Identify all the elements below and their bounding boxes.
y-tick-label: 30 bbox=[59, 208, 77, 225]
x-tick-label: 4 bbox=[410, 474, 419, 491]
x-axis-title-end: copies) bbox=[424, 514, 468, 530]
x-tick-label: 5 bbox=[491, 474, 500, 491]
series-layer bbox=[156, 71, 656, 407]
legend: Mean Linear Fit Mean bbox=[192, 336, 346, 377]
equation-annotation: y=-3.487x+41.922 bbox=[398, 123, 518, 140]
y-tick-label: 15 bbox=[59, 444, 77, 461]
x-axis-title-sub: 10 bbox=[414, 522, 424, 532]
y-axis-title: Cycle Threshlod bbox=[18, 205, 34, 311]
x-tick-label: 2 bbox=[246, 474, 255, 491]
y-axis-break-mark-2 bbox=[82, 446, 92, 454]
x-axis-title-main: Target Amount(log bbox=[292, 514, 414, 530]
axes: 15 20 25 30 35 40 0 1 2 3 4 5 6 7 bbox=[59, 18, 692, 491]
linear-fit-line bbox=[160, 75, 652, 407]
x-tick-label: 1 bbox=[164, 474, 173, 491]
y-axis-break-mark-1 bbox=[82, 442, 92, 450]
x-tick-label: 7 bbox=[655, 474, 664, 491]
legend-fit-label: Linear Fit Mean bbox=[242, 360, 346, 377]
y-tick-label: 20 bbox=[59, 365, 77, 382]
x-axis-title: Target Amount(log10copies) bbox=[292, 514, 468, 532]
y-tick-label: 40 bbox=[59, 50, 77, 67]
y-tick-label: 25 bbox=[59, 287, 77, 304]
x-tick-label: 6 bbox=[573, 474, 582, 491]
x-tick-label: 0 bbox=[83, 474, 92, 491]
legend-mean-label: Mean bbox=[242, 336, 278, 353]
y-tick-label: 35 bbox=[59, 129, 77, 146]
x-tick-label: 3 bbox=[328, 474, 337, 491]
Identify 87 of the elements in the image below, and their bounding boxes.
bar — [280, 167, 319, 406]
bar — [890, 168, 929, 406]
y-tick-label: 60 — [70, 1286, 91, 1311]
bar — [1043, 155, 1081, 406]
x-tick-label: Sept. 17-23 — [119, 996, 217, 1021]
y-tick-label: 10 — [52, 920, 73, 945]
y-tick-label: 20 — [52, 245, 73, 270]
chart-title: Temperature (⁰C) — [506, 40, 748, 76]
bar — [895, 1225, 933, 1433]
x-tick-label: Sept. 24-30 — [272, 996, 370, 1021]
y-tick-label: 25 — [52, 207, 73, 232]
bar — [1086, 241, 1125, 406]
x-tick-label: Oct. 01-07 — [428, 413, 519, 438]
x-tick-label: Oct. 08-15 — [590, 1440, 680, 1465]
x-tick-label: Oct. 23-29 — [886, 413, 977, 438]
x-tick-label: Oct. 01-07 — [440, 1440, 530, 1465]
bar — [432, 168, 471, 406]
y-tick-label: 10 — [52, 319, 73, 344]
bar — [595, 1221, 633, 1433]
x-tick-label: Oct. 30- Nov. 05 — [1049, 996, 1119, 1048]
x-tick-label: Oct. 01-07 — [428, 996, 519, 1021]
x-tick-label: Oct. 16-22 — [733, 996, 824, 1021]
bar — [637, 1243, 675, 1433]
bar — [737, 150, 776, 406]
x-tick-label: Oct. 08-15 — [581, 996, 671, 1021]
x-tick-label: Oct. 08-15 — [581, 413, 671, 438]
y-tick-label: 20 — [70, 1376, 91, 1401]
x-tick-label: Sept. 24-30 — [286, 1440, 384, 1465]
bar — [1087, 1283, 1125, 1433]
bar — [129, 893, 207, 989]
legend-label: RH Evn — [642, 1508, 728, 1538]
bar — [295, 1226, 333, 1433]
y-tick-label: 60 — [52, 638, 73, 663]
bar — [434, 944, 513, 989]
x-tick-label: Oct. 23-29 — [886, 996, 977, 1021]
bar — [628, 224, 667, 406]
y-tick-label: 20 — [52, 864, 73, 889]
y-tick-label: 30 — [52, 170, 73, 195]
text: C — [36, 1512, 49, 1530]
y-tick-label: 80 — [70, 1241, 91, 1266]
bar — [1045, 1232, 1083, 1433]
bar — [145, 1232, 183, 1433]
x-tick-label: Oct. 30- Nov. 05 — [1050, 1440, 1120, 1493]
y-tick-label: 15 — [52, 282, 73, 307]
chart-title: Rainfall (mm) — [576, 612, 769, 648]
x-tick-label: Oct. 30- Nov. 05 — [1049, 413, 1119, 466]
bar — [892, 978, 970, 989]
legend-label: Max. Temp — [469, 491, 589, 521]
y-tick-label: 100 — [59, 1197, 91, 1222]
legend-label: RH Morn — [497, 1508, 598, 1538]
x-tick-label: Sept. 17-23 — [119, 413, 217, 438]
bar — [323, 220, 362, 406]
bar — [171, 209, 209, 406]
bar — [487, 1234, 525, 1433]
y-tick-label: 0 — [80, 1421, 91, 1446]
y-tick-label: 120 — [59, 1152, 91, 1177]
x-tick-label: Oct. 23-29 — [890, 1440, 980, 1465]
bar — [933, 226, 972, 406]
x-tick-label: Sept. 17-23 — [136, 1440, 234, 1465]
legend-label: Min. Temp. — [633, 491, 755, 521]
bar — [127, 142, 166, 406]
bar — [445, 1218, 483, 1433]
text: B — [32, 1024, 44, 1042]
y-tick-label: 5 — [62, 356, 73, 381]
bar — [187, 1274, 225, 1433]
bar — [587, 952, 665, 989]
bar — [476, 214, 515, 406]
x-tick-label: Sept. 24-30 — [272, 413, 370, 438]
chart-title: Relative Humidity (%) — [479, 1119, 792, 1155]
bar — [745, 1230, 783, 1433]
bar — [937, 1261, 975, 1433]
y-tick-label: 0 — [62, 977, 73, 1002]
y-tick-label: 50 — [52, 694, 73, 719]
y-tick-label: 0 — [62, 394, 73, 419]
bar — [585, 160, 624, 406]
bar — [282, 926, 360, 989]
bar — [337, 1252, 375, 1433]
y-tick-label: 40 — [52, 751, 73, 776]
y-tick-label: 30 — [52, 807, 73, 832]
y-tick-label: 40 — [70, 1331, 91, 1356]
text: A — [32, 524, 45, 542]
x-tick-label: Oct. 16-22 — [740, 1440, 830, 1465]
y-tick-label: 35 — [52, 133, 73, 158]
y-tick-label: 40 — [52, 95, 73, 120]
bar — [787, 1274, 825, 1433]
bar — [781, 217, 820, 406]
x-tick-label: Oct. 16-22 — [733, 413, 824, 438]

▶ AIM OF THE EXERCISE
Format every line in the rows above as a JSON list of strings, one string per line, with blank lines left out.

▶ SOLUTION FOR THIS EXERCISE
[
  "Identify all the elements below and their bounding boxes.",
  "y-tick-label: 30 bbox=[59, 208, 77, 225]",
  "x-tick-label: 4 bbox=[410, 474, 419, 491]",
  "x-axis-title-end: copies) bbox=[424, 514, 468, 530]",
  "x-tick-label: 5 bbox=[491, 474, 500, 491]",
  "series-layer bbox=[156, 71, 656, 407]",
  "legend: Mean Linear Fit Mean bbox=[192, 336, 346, 377]",
  "equation-annotation: y=-3.487x+41.922 bbox=[398, 123, 518, 140]",
  "y-tick-label: 15 bbox=[59, 444, 77, 461]",
  "x-axis-title-sub: 10 bbox=[414, 522, 424, 532]",
  "y-axis-title: Cycle Threshlod bbox=[18, 205, 34, 311]",
  "x-tick-label: 2 bbox=[246, 474, 255, 491]",
  "y-axis-break-mark-2 bbox=[82, 446, 92, 454]",
  "x-axis-title-main: Target Amount(log bbox=[292, 514, 414, 530]",
  "axes: 15 20 25 30 35 40 0 1 2 3 4 5 6 7 bbox=[59, 18, 692, 491]",
  "linear-fit-line bbox=[160, 75, 652, 407]",
  "x-tick-label: 1 bbox=[164, 474, 173, 491]",
  "y-axis-break-mark-1 bbox=[82, 442, 92, 450]",
  "x-tick-label: 7 bbox=[655, 474, 664, 491]",
  "legend-fit-label: Linear Fit Mean bbox=[242, 360, 346, 377]",
  "y-tick-label: 20 bbox=[59, 365, 77, 382]",
  "x-axis-title: Target Amount(log10copies) bbox=[292, 514, 468, 532]",
  "y-tick-label: 40 bbox=[59, 50, 77, 67]",
  "y-tick-label: 25 bbox=[59, 287, 77, 304]",
  "x-tick-label: 6 bbox=[573, 474, 582, 491]",
  "x-tick-label: 0 bbox=[83, 474, 92, 491]",
  "legend-mean-label: Mean bbox=[242, 336, 278, 353]",
  "y-tick-label: 35 bbox=[59, 129, 77, 146]",
  "x-tick-label: 3 bbox=[328, 474, 337, 491]",
  "Identify 87 of the elements in the image below, and their bounding boxes.",
  "bar — [280, 167, 319, 406]",
  "bar — [890, 168, 929, 406]",
  "y-tick-label: 60 — [70, 1286, 91, 1311]",
  "bar — [1043, 155, 1081, 406]",
  "x-tick-label: Sept. 17-23 — [119, 996, 217, 1021]",
  "y-tick-label: 10 — [52, 920, 73, 945]",
  "y-tick-label: 20 — [52, 245, 73, 270]",
  "chart-title: Temperature (⁰C) — [506, 40, 748, 76]",
  "bar — [895, 1225, 933, 1433]",
  "x-tick-label: Sept. 24-30 — [272, 996, 370, 1021]",
  "y-tick-label: 25 — [52, 207, 73, 232]",
  "bar — [1086, 241, 1125, 406]",
  "x-tick-label: Oct. 01-07 — [428, 413, 519, 438]",
  "x-tick-label: Oct. 08-15 — [590, 1440, 680, 1465]",
  "x-tick-label: Oct. 23-29 — [886, 413, 977, 438]",
  "x-tick-label: Oct. 01-07 — [440, 1440, 530, 1465]",
  "bar — [432, 168, 471, 406]",
  "y-tick-label: 10 — [52, 319, 73, 344]",
  "bar — [595, 1221, 633, 1433]",
  "x-tick-label: Oct. 30- Nov. 05 — [1049, 996, 1119, 1048]",
  "x-tick-label: Oct. 01-07 — [428, 996, 519, 1021]",
  "x-tick-label: Oct. 16-22 — [733, 996, 824, 1021]",
  "bar — [637, 1243, 675, 1433]",
  "bar — [737, 150, 776, 406]",
  "x-tick-label: Oct. 08-15 — [581, 996, 671, 1021]",
  "x-tick-label: Oct. 08-15 — [581, 413, 671, 438]",
  "y-tick-label: 20 — [70, 1376, 91, 1401]",
  "x-tick-label: Sept. 24-30 — [286, 1440, 384, 1465]",
  "bar — [1087, 1283, 1125, 1433]",
  "bar — [129, 893, 207, 989]",
  "legend-label: RH Evn — [642, 1508, 728, 1538]",
  "bar — [295, 1226, 333, 1433]",
  "y-tick-label: 60 — [52, 638, 73, 663]",
  "bar — [434, 944, 513, 989]",
  "x-tick-label: Oct. 23-29 — [886, 996, 977, 1021]",
  "bar — [628, 224, 667, 406]",
  "y-tick-label: 20 — [52, 864, 73, 889]",
  "y-tick-label: 30 — [52, 170, 73, 195]",
  "text: C — [36, 1512, 49, 1530]",
  "y-tick-label: 80 — [70, 1241, 91, 1266]",
  "bar — [1045, 1232, 1083, 1433]",
  "bar — [145, 1232, 183, 1433]",
  "x-tick-label: Oct. 30- Nov. 05 — [1050, 1440, 1120, 1493]",
  "y-tick-label: 15 — [52, 282, 73, 307]",
  "chart-title: Rainfall (mm) — [576, 612, 769, 648]",
  "x-tick-label: Oct. 30- Nov. 05 — [1049, 413, 1119, 466]",
  "bar — [892, 978, 970, 989]",
  "legend-label: Max. Temp — [469, 491, 589, 521]",
  "y-tick-label: 100 — [59, 1197, 91, 1222]",
  "legend-label: RH Morn — [497, 1508, 598, 1538]",
  "x-tick-label: Sept. 17-23 — [119, 413, 217, 438]",
  "bar — [323, 220, 362, 406]",
  "bar — [171, 209, 209, 406]",
  "bar — [487, 1234, 525, 1433]",
  "y-tick-label: 0 — [80, 1421, 91, 1446]",
  "y-tick-label: 120 — [59, 1152, 91, 1177]",
  "x-tick-label: Oct. 23-29 — [890, 1440, 980, 1465]",
  "bar — [933, 226, 972, 406]",
  "x-tick-label: Sept. 17-23 — [136, 1440, 234, 1465]",
  "legend-label: Min. Temp. — [633, 491, 755, 521]",
  "bar — [127, 142, 166, 406]",
  "bar — [445, 1218, 483, 1433]",
  "text: B — [32, 1024, 44, 1042]",
  "y-tick-label: 5 — [62, 356, 73, 381]",
  "bar — [187, 1274, 225, 1433]",
  "bar — [587, 952, 665, 989]",
  "bar — [476, 214, 515, 406]",
  "x-tick-label: Sept. 24-30 — [272, 413, 370, 438]",
  "chart-title: Relative Humidity (%) — [479, 1119, 792, 1155]",
  "bar — [745, 1230, 783, 1433]",
  "bar — [937, 1261, 975, 1433]",
  "y-tick-label: 0 — [62, 977, 73, 1002]",
  "y-tick-label: 50 — [52, 694, 73, 719]",
  "y-tick-label: 0 — [62, 394, 73, 419]",
  "bar — [585, 160, 624, 406]",
  "bar — [282, 926, 360, 989]",
  "bar — [337, 1252, 375, 1433]",
  "y-tick-label: 40 — [52, 751, 73, 776]",
  "y-tick-label: 30 — [52, 807, 73, 832]",
  "y-tick-label: 40 — [70, 1331, 91, 1356]",
  "text: A — [32, 524, 45, 542]",
  "x-tick-label: Oct. 16-22 — [740, 1440, 830, 1465]",
  "y-tick-label: 35 — [52, 133, 73, 158]",
  "y-tick-label: 40 — [52, 95, 73, 120]",
  "bar — [787, 1274, 825, 1433]",
  "bar — [781, 217, 820, 406]",
  "x-tick-label: Oct. 16-22 — [733, 413, 824, 438]"
]